Data entries:
╔══
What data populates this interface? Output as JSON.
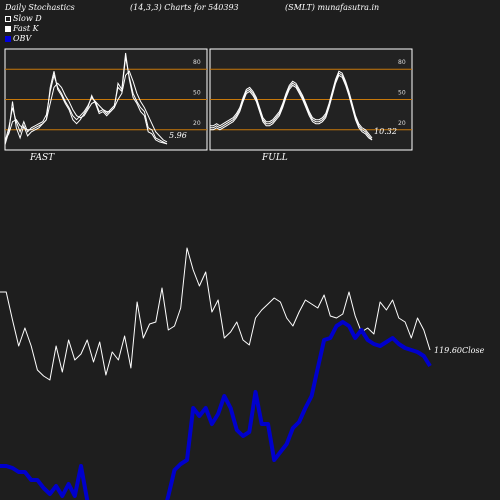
{
  "header": {
    "title": "Daily Stochastics",
    "params": "(14,3,3) Charts for 540393",
    "symbol": "(SMLT) munafasutra.in"
  },
  "legend": [
    {
      "label": "Slow  D",
      "color": "#ffffff"
    },
    {
      "label": "Fast K",
      "color": "#ffffff"
    },
    {
      "label": "OBV",
      "color": "#0000dd"
    }
  ],
  "colors": {
    "background": "#1e1e1e",
    "panel": "#222222",
    "level_line": "#c8780a",
    "price": "#ffffff",
    "obv": "#0000cc"
  },
  "chart_data": [
    {
      "type": "line",
      "title": "FAST",
      "ylim": [
        0,
        100
      ],
      "levels": [
        20,
        50,
        80
      ],
      "level_labels": [
        "20",
        "50",
        "80"
      ],
      "last_value": "5.96",
      "series": [
        {
          "values": [
            8,
            22,
            42,
            28,
            18,
            28,
            18,
            22,
            24,
            26,
            28,
            35,
            58,
            74,
            62,
            56,
            48,
            42,
            34,
            30,
            34,
            38,
            44,
            52,
            48,
            38,
            40,
            36,
            40,
            44,
            62,
            58,
            92,
            72,
            56,
            48,
            42,
            38,
            22,
            20,
            12,
            10,
            8,
            6
          ]
        },
        {
          "values": [
            5,
            18,
            48,
            22,
            12,
            24,
            14,
            18,
            20,
            22,
            26,
            30,
            62,
            78,
            60,
            54,
            46,
            40,
            30,
            26,
            30,
            36,
            42,
            54,
            46,
            36,
            38,
            34,
            38,
            42,
            66,
            60,
            96,
            70,
            52,
            46,
            38,
            34,
            18,
            16,
            10,
            8,
            7,
            6
          ]
        },
        {
          "values": [
            10,
            16,
            28,
            30,
            24,
            22,
            20,
            20,
            22,
            24,
            26,
            30,
            46,
            62,
            66,
            62,
            54,
            48,
            40,
            34,
            32,
            34,
            40,
            46,
            48,
            44,
            40,
            38,
            38,
            42,
            50,
            56,
            74,
            78,
            68,
            56,
            48,
            42,
            34,
            26,
            18,
            14,
            10,
            8
          ]
        }
      ]
    },
    {
      "type": "line",
      "title": "FULL",
      "ylim": [
        0,
        100
      ],
      "levels": [
        20,
        50,
        80
      ],
      "level_labels": [
        "20",
        "50",
        "80"
      ],
      "last_value": "10.32",
      "series": [
        {
          "values": [
            22,
            22,
            24,
            22,
            24,
            26,
            28,
            30,
            34,
            40,
            50,
            58,
            60,
            56,
            50,
            40,
            30,
            26,
            26,
            28,
            32,
            36,
            44,
            54,
            62,
            66,
            64,
            58,
            52,
            44,
            36,
            30,
            28,
            28,
            30,
            34,
            44,
            56,
            68,
            76,
            74,
            66,
            56,
            44,
            32,
            24,
            20,
            18,
            14,
            10
          ]
        },
        {
          "values": [
            20,
            20,
            22,
            20,
            22,
            24,
            26,
            28,
            32,
            38,
            48,
            56,
            58,
            54,
            48,
            38,
            28,
            24,
            24,
            26,
            30,
            34,
            42,
            52,
            60,
            64,
            62,
            56,
            50,
            42,
            34,
            28,
            26,
            26,
            28,
            32,
            42,
            54,
            66,
            74,
            72,
            64,
            54,
            42,
            30,
            22,
            18,
            16,
            12,
            10
          ]
        },
        {
          "values": [
            24,
            24,
            26,
            24,
            26,
            28,
            30,
            32,
            36,
            42,
            52,
            60,
            62,
            58,
            52,
            42,
            32,
            28,
            28,
            30,
            34,
            38,
            46,
            56,
            64,
            68,
            66,
            60,
            54,
            46,
            38,
            32,
            30,
            30,
            32,
            36,
            46,
            58,
            70,
            78,
            76,
            68,
            58,
            46,
            34,
            26,
            22,
            20,
            16,
            12
          ]
        }
      ]
    },
    {
      "type": "line",
      "title": "",
      "last_value": "119.60",
      "last_label": "Close",
      "series": [
        {
          "name": "Close",
          "values": [
            292,
            292,
            320,
            346,
            328,
            346,
            370,
            376,
            380,
            346,
            372,
            340,
            360,
            354,
            340,
            362,
            342,
            375,
            352,
            360,
            336,
            368,
            302,
            338,
            324,
            322,
            288,
            330,
            326,
            308,
            248,
            270,
            286,
            272,
            312,
            300,
            338,
            332,
            322,
            340,
            345,
            318,
            310,
            304,
            298,
            302,
            318,
            326,
            312,
            300,
            304,
            308,
            295,
            316,
            318,
            314,
            292,
            316,
            332,
            328,
            334,
            302,
            310,
            300,
            318,
            322,
            338,
            318,
            330,
            350
          ]
        },
        {
          "name": "OBV",
          "values": [
            466,
            466,
            468,
            472,
            472,
            480,
            480,
            488,
            494,
            486,
            496,
            484,
            496,
            466,
            500,
            520,
            520,
            520,
            520,
            520,
            520,
            520,
            520,
            520,
            520,
            520,
            520,
            496,
            470,
            464,
            460,
            408,
            416,
            408,
            424,
            414,
            396,
            408,
            430,
            436,
            432,
            392,
            424,
            424,
            460,
            452,
            444,
            428,
            422,
            408,
            396,
            368,
            340,
            338,
            326,
            322,
            326,
            338,
            330,
            340,
            344,
            346,
            342,
            338,
            344,
            348,
            350,
            352,
            356,
            366
          ]
        }
      ]
    }
  ]
}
╚══
◆ To be done: Every entry must be written out exactly, with all pictures left out.

◆ Completed task:
What data populates this interface? Output as JSON.
{
  "header": {
    "title": "Daily Stochastics",
    "params": "(14,3,3) Charts for 540393",
    "symbol": "(SMLT) munafasutra.in"
  },
  "legend": [
    {
      "label": "Slow  D",
      "color": "#ffffff"
    },
    {
      "label": "Fast K",
      "color": "#ffffff"
    },
    {
      "label": "OBV",
      "color": "#0000dd"
    }
  ],
  "colors": {
    "background": "#1e1e1e",
    "panel": "#222222",
    "level_line": "#c8780a",
    "price": "#ffffff",
    "obv": "#0000cc"
  },
  "chart_data": [
    {
      "type": "line",
      "title": "FAST",
      "ylim": [
        0,
        100
      ],
      "levels": [
        20,
        50,
        80
      ],
      "level_labels": [
        "20",
        "50",
        "80"
      ],
      "last_value": "5.96",
      "series": [
        {
          "values": [
            8,
            22,
            42,
            28,
            18,
            28,
            18,
            22,
            24,
            26,
            28,
            35,
            58,
            74,
            62,
            56,
            48,
            42,
            34,
            30,
            34,
            38,
            44,
            52,
            48,
            38,
            40,
            36,
            40,
            44,
            62,
            58,
            92,
            72,
            56,
            48,
            42,
            38,
            22,
            20,
            12,
            10,
            8,
            6
          ]
        },
        {
          "values": [
            5,
            18,
            48,
            22,
            12,
            24,
            14,
            18,
            20,
            22,
            26,
            30,
            62,
            78,
            60,
            54,
            46,
            40,
            30,
            26,
            30,
            36,
            42,
            54,
            46,
            36,
            38,
            34,
            38,
            42,
            66,
            60,
            96,
            70,
            52,
            46,
            38,
            34,
            18,
            16,
            10,
            8,
            7,
            6
          ]
        },
        {
          "values": [
            10,
            16,
            28,
            30,
            24,
            22,
            20,
            20,
            22,
            24,
            26,
            30,
            46,
            62,
            66,
            62,
            54,
            48,
            40,
            34,
            32,
            34,
            40,
            46,
            48,
            44,
            40,
            38,
            38,
            42,
            50,
            56,
            74,
            78,
            68,
            56,
            48,
            42,
            34,
            26,
            18,
            14,
            10,
            8
          ]
        }
      ]
    },
    {
      "type": "line",
      "title": "FULL",
      "ylim": [
        0,
        100
      ],
      "levels": [
        20,
        50,
        80
      ],
      "level_labels": [
        "20",
        "50",
        "80"
      ],
      "last_value": "10.32",
      "series": [
        {
          "values": [
            22,
            22,
            24,
            22,
            24,
            26,
            28,
            30,
            34,
            40,
            50,
            58,
            60,
            56,
            50,
            40,
            30,
            26,
            26,
            28,
            32,
            36,
            44,
            54,
            62,
            66,
            64,
            58,
            52,
            44,
            36,
            30,
            28,
            28,
            30,
            34,
            44,
            56,
            68,
            76,
            74,
            66,
            56,
            44,
            32,
            24,
            20,
            18,
            14,
            10
          ]
        },
        {
          "values": [
            20,
            20,
            22,
            20,
            22,
            24,
            26,
            28,
            32,
            38,
            48,
            56,
            58,
            54,
            48,
            38,
            28,
            24,
            24,
            26,
            30,
            34,
            42,
            52,
            60,
            64,
            62,
            56,
            50,
            42,
            34,
            28,
            26,
            26,
            28,
            32,
            42,
            54,
            66,
            74,
            72,
            64,
            54,
            42,
            30,
            22,
            18,
            16,
            12,
            10
          ]
        },
        {
          "values": [
            24,
            24,
            26,
            24,
            26,
            28,
            30,
            32,
            36,
            42,
            52,
            60,
            62,
            58,
            52,
            42,
            32,
            28,
            28,
            30,
            34,
            38,
            46,
            56,
            64,
            68,
            66,
            60,
            54,
            46,
            38,
            32,
            30,
            30,
            32,
            36,
            46,
            58,
            70,
            78,
            76,
            68,
            58,
            46,
            34,
            26,
            22,
            20,
            16,
            12
          ]
        }
      ]
    },
    {
      "type": "line",
      "title": "",
      "last_value": "119.60",
      "last_label": "Close",
      "series": [
        {
          "name": "Close",
          "values": [
            292,
            292,
            320,
            346,
            328,
            346,
            370,
            376,
            380,
            346,
            372,
            340,
            360,
            354,
            340,
            362,
            342,
            375,
            352,
            360,
            336,
            368,
            302,
            338,
            324,
            322,
            288,
            330,
            326,
            308,
            248,
            270,
            286,
            272,
            312,
            300,
            338,
            332,
            322,
            340,
            345,
            318,
            310,
            304,
            298,
            302,
            318,
            326,
            312,
            300,
            304,
            308,
            295,
            316,
            318,
            314,
            292,
            316,
            332,
            328,
            334,
            302,
            310,
            300,
            318,
            322,
            338,
            318,
            330,
            350
          ]
        },
        {
          "name": "OBV",
          "values": [
            466,
            466,
            468,
            472,
            472,
            480,
            480,
            488,
            494,
            486,
            496,
            484,
            496,
            466,
            500,
            520,
            520,
            520,
            520,
            520,
            520,
            520,
            520,
            520,
            520,
            520,
            520,
            496,
            470,
            464,
            460,
            408,
            416,
            408,
            424,
            414,
            396,
            408,
            430,
            436,
            432,
            392,
            424,
            424,
            460,
            452,
            444,
            428,
            422,
            408,
            396,
            368,
            340,
            338,
            326,
            322,
            326,
            338,
            330,
            340,
            344,
            346,
            342,
            338,
            344,
            348,
            350,
            352,
            356,
            366
          ]
        }
      ]
    }
  ]
}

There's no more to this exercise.